**Problem statement:** Write the data out again exactly, dropping any images it holds.

**Working data:**
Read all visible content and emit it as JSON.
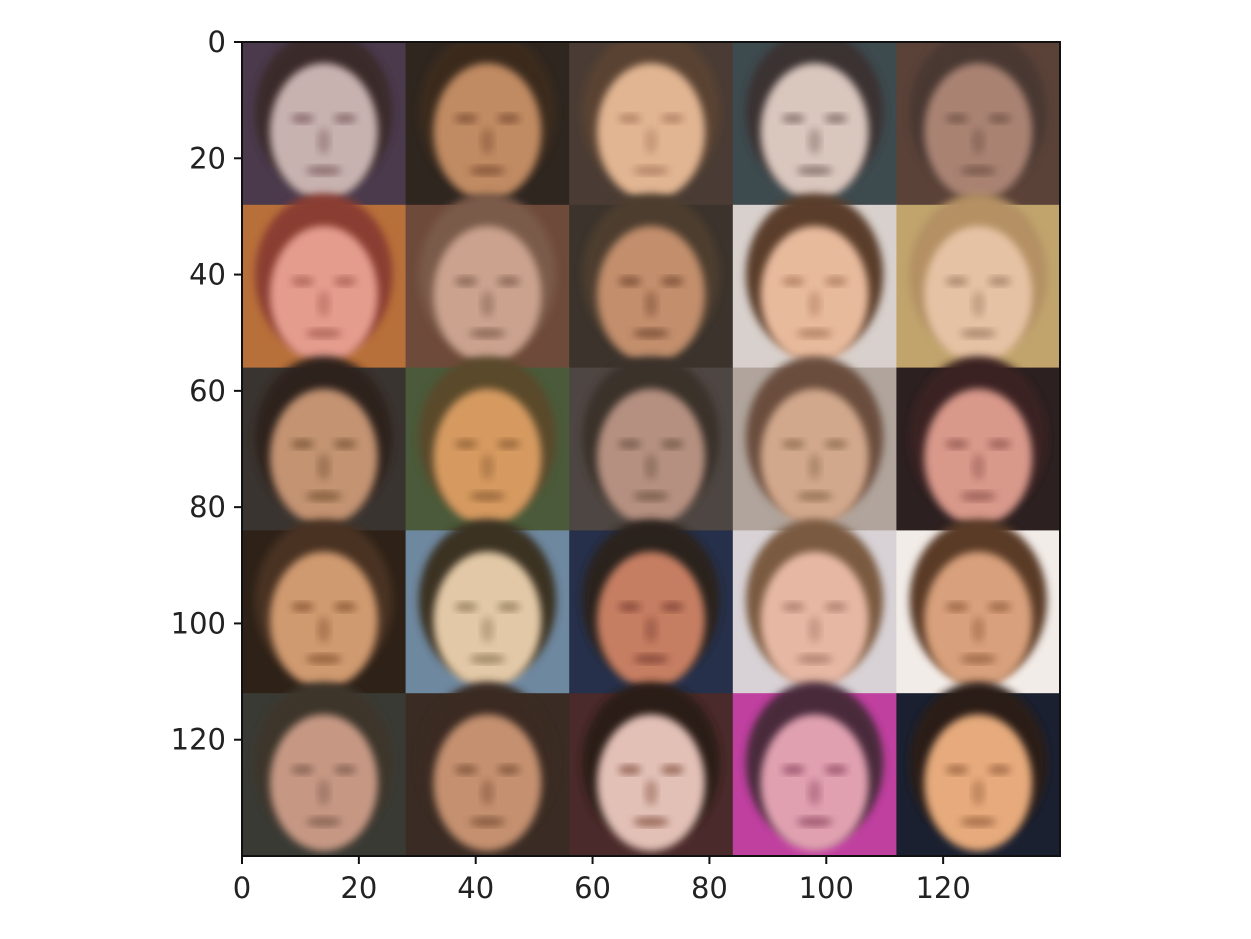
{
  "image": {
    "grid_rows": 5,
    "grid_cols": 5,
    "extent": [
      0,
      140
    ],
    "tiles": [
      {
        "bg": "#4a3a4c",
        "hair": "#3b2a2c",
        "face": "#c7b2b0",
        "shade": "#8d7070"
      },
      {
        "bg": "#2f2620",
        "hair": "#3b2a1f",
        "face": "#c08a62",
        "shade": "#8a5a3c"
      },
      {
        "bg": "#4a3c34",
        "hair": "#5a4330",
        "face": "#e1b592",
        "shade": "#b6876a"
      },
      {
        "bg": "#3d4a4e",
        "hair": "#3a3330",
        "face": "#d9c6bd",
        "shade": "#8f7a72"
      },
      {
        "bg": "#5a4238",
        "hair": "#4a3832",
        "face": "#a98272",
        "shade": "#7b5b4e"
      },
      {
        "bg": "#b8703a",
        "hair": "#8a3e30",
        "face": "#e49c8d",
        "shade": "#b26a5c"
      },
      {
        "bg": "#6e4a3a",
        "hair": "#7a5a4a",
        "face": "#caa28e",
        "shade": "#8f6a58"
      },
      {
        "bg": "#3b332c",
        "hair": "#4e3c2e",
        "face": "#c28e6c",
        "shade": "#85573e"
      },
      {
        "bg": "#d8d0cc",
        "hair": "#5a3e2c",
        "face": "#e8ba9c",
        "shade": "#b88668"
      },
      {
        "bg": "#c0a46c",
        "hair": "#b49064",
        "face": "#e6c2a4",
        "shade": "#ad8a70"
      },
      {
        "bg": "#3a3430",
        "hair": "#2e241c",
        "face": "#c39372",
        "shade": "#86603f"
      },
      {
        "bg": "#4a5a3a",
        "hair": "#5a4a2a",
        "face": "#d69a60",
        "shade": "#9c6a3c"
      },
      {
        "bg": "#4e4642",
        "hair": "#3a302a",
        "face": "#b59080",
        "shade": "#7e6050"
      },
      {
        "bg": "#b0a49c",
        "hair": "#6a4e3c",
        "face": "#d2a88c",
        "shade": "#9a7658"
      },
      {
        "bg": "#2c2020",
        "hair": "#3a2420",
        "face": "#d8988a",
        "shade": "#a0645a"
      },
      {
        "bg": "#2e2218",
        "hair": "#4a3020",
        "face": "#d09a70",
        "shade": "#94623e"
      },
      {
        "bg": "#6e88a0",
        "hair": "#3a3020",
        "face": "#e2c8a6",
        "shade": "#a08868"
      },
      {
        "bg": "#26304a",
        "hair": "#2a201c",
        "face": "#c67e62",
        "shade": "#8c4e3c"
      },
      {
        "bg": "#d8d2d6",
        "hair": "#7a5a40",
        "face": "#e6b8a4",
        "shade": "#b48472"
      },
      {
        "bg": "#f2ece8",
        "hair": "#5a3a28",
        "face": "#d8a07c",
        "shade": "#a06a4a"
      },
      {
        "bg": "#3a3a34",
        "hair": "#3e342c",
        "face": "#c69884",
        "shade": "#8c6656"
      },
      {
        "bg": "#3a2c24",
        "hair": "#3a2a20",
        "face": "#c49070",
        "shade": "#8a5c40"
      },
      {
        "bg": "#4a2a2a",
        "hair": "#2a1c18",
        "face": "#e2c0b6",
        "shade": "#9a6a5a"
      },
      {
        "bg": "#c040a0",
        "hair": "#4a2a3a",
        "face": "#e0a0b0",
        "shade": "#a05a72"
      },
      {
        "bg": "#1a2030",
        "hair": "#2a1e18",
        "face": "#e6aa7c",
        "shade": "#a8704c"
      }
    ]
  },
  "axes": {
    "x_ticks": [
      {
        "value": 0,
        "label": "0"
      },
      {
        "value": 20,
        "label": "20"
      },
      {
        "value": 40,
        "label": "40"
      },
      {
        "value": 60,
        "label": "60"
      },
      {
        "value": 80,
        "label": "80"
      },
      {
        "value": 100,
        "label": "100"
      },
      {
        "value": 120,
        "label": "120"
      }
    ],
    "y_ticks": [
      {
        "value": 0,
        "label": "0"
      },
      {
        "value": 20,
        "label": "20"
      },
      {
        "value": 40,
        "label": "40"
      },
      {
        "value": 60,
        "label": "60"
      },
      {
        "value": 80,
        "label": "80"
      },
      {
        "value": 100,
        "label": "100"
      },
      {
        "value": 120,
        "label": "120"
      }
    ]
  }
}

**Correct result:**
Read all visible content and emit it as JSON.
{
  "image": {
    "grid_rows": 5,
    "grid_cols": 5,
    "extent": [
      0,
      140
    ],
    "tiles": [
      {
        "bg": "#4a3a4c",
        "hair": "#3b2a2c",
        "face": "#c7b2b0",
        "shade": "#8d7070"
      },
      {
        "bg": "#2f2620",
        "hair": "#3b2a1f",
        "face": "#c08a62",
        "shade": "#8a5a3c"
      },
      {
        "bg": "#4a3c34",
        "hair": "#5a4330",
        "face": "#e1b592",
        "shade": "#b6876a"
      },
      {
        "bg": "#3d4a4e",
        "hair": "#3a3330",
        "face": "#d9c6bd",
        "shade": "#8f7a72"
      },
      {
        "bg": "#5a4238",
        "hair": "#4a3832",
        "face": "#a98272",
        "shade": "#7b5b4e"
      },
      {
        "bg": "#b8703a",
        "hair": "#8a3e30",
        "face": "#e49c8d",
        "shade": "#b26a5c"
      },
      {
        "bg": "#6e4a3a",
        "hair": "#7a5a4a",
        "face": "#caa28e",
        "shade": "#8f6a58"
      },
      {
        "bg": "#3b332c",
        "hair": "#4e3c2e",
        "face": "#c28e6c",
        "shade": "#85573e"
      },
      {
        "bg": "#d8d0cc",
        "hair": "#5a3e2c",
        "face": "#e8ba9c",
        "shade": "#b88668"
      },
      {
        "bg": "#c0a46c",
        "hair": "#b49064",
        "face": "#e6c2a4",
        "shade": "#ad8a70"
      },
      {
        "bg": "#3a3430",
        "hair": "#2e241c",
        "face": "#c39372",
        "shade": "#86603f"
      },
      {
        "bg": "#4a5a3a",
        "hair": "#5a4a2a",
        "face": "#d69a60",
        "shade": "#9c6a3c"
      },
      {
        "bg": "#4e4642",
        "hair": "#3a302a",
        "face": "#b59080",
        "shade": "#7e6050"
      },
      {
        "bg": "#b0a49c",
        "hair": "#6a4e3c",
        "face": "#d2a88c",
        "shade": "#9a7658"
      },
      {
        "bg": "#2c2020",
        "hair": "#3a2420",
        "face": "#d8988a",
        "shade": "#a0645a"
      },
      {
        "bg": "#2e2218",
        "hair": "#4a3020",
        "face": "#d09a70",
        "shade": "#94623e"
      },
      {
        "bg": "#6e88a0",
        "hair": "#3a3020",
        "face": "#e2c8a6",
        "shade": "#a08868"
      },
      {
        "bg": "#26304a",
        "hair": "#2a201c",
        "face": "#c67e62",
        "shade": "#8c4e3c"
      },
      {
        "bg": "#d8d2d6",
        "hair": "#7a5a40",
        "face": "#e6b8a4",
        "shade": "#b48472"
      },
      {
        "bg": "#f2ece8",
        "hair": "#5a3a28",
        "face": "#d8a07c",
        "shade": "#a06a4a"
      },
      {
        "bg": "#3a3a34",
        "hair": "#3e342c",
        "face": "#c69884",
        "shade": "#8c6656"
      },
      {
        "bg": "#3a2c24",
        "hair": "#3a2a20",
        "face": "#c49070",
        "shade": "#8a5c40"
      },
      {
        "bg": "#4a2a2a",
        "hair": "#2a1c18",
        "face": "#e2c0b6",
        "shade": "#9a6a5a"
      },
      {
        "bg": "#c040a0",
        "hair": "#4a2a3a",
        "face": "#e0a0b0",
        "shade": "#a05a72"
      },
      {
        "bg": "#1a2030",
        "hair": "#2a1e18",
        "face": "#e6aa7c",
        "shade": "#a8704c"
      }
    ]
  },
  "axes": {
    "x_ticks": [
      {
        "value": 0,
        "label": "0"
      },
      {
        "value": 20,
        "label": "20"
      },
      {
        "value": 40,
        "label": "40"
      },
      {
        "value": 60,
        "label": "60"
      },
      {
        "value": 80,
        "label": "80"
      },
      {
        "value": 100,
        "label": "100"
      },
      {
        "value": 120,
        "label": "120"
      }
    ],
    "y_ticks": [
      {
        "value": 0,
        "label": "0"
      },
      {
        "value": 20,
        "label": "20"
      },
      {
        "value": 40,
        "label": "40"
      },
      {
        "value": 60,
        "label": "60"
      },
      {
        "value": 80,
        "label": "80"
      },
      {
        "value": 100,
        "label": "100"
      },
      {
        "value": 120,
        "label": "120"
      }
    ]
  }
}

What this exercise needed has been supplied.